**Task directions**
Starting at the line that contains "What text is on this page?", copy each line through the end of the listing below. Include both ends and output nothing more.

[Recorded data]
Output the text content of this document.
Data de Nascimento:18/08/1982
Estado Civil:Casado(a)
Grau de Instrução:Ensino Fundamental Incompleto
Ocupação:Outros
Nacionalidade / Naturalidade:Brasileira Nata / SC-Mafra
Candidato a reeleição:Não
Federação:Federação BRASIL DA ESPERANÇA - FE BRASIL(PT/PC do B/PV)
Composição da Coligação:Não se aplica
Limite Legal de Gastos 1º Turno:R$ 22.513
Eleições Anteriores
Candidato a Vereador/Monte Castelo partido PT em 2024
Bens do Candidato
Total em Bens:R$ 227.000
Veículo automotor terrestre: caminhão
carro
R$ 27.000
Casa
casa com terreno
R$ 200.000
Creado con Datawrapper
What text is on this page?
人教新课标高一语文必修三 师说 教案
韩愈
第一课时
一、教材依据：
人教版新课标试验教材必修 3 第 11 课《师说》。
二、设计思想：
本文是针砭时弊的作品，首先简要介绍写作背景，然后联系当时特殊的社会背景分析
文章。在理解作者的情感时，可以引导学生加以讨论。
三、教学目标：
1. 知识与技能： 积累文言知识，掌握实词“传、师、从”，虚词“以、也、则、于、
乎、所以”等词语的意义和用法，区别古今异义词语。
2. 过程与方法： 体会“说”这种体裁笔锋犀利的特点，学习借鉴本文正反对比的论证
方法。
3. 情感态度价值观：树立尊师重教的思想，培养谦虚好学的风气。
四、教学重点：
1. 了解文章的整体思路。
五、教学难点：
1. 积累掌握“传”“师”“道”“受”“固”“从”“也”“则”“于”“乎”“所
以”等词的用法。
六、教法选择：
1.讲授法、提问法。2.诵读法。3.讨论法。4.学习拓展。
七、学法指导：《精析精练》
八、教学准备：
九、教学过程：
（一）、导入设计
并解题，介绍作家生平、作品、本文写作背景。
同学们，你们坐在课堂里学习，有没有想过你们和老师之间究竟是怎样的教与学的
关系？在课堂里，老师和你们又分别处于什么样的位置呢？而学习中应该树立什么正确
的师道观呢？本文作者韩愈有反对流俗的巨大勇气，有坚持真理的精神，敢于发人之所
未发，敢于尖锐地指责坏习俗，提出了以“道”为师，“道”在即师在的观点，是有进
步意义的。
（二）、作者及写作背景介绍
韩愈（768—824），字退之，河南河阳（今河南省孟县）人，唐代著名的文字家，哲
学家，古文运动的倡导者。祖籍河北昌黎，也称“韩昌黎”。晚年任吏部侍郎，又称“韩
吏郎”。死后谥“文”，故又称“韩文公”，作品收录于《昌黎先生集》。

**Answer below**
What text is on this page?
人教新课标高一语文必修三 师说 教案
韩愈
第一课时
一、教材依据：
人教版新课标试验教材必修 3 第 11 课《师说》。
二、设计思想：
本文是针砭时弊的作品，首先简要介绍写作背景，然后联系当时特殊的社会背景分析
文章。在理解作者的情感时，可以引导学生加以讨论。
三、教学目标：
1. 知识与技能： 积累文言知识，掌握实词“传、师、从”，虚词“以、也、则、于、
乎、所以”等词语的意义和用法，区别古今异义词语。
2. 过程与方法： 体会“说”这种体裁笔锋犀利的特点，学习借鉴本文正反对比的论证
方法。
3. 情感态度价值观：树立尊师重教的思想，培养谦虚好学的风气。
四、教学重点：
1. 了解文章的整体思路。
五、教学难点：
1. 积累掌握“传”“师”“道”“受”“固”“从”“也”“则”“于”“乎”“所
以”等词的用法。
六、教法选择：
1.讲授法、提问法。2.诵读法。3.讨论法。4.学习拓展。
七、学法指导：《精析精练》
八、教学准备：
九、教学过程：
（一）、导入设计
并解题，介绍作家生平、作品、本文写作背景。
同学们，你们坐在课堂里学习，有没有想过你们和老师之间究竟是怎样的教与学的
关系？在课堂里，老师和你们又分别处于什么样的位置呢？而学习中应该树立什么正确
的师道观呢？本文作者韩愈有反对流俗的巨大勇气，有坚持真理的精神，敢于发人之所
未发，敢于尖锐地指责坏习俗，提出了以“道”为师，“道”在即师在的观点，是有进
步意义的。
（二）、作者及写作背景介绍
韩愈（768—824），字退之，河南河阳（今河南省孟县）人，唐代著名的文字家，哲
学家，古文运动的倡导者。祖籍河北昌黎，也称“韩昌黎”。晚年任吏部侍郎，又称“韩
吏郎”。死后谥“文”，故又称“韩文公”，作品收录于《昌黎先生集》。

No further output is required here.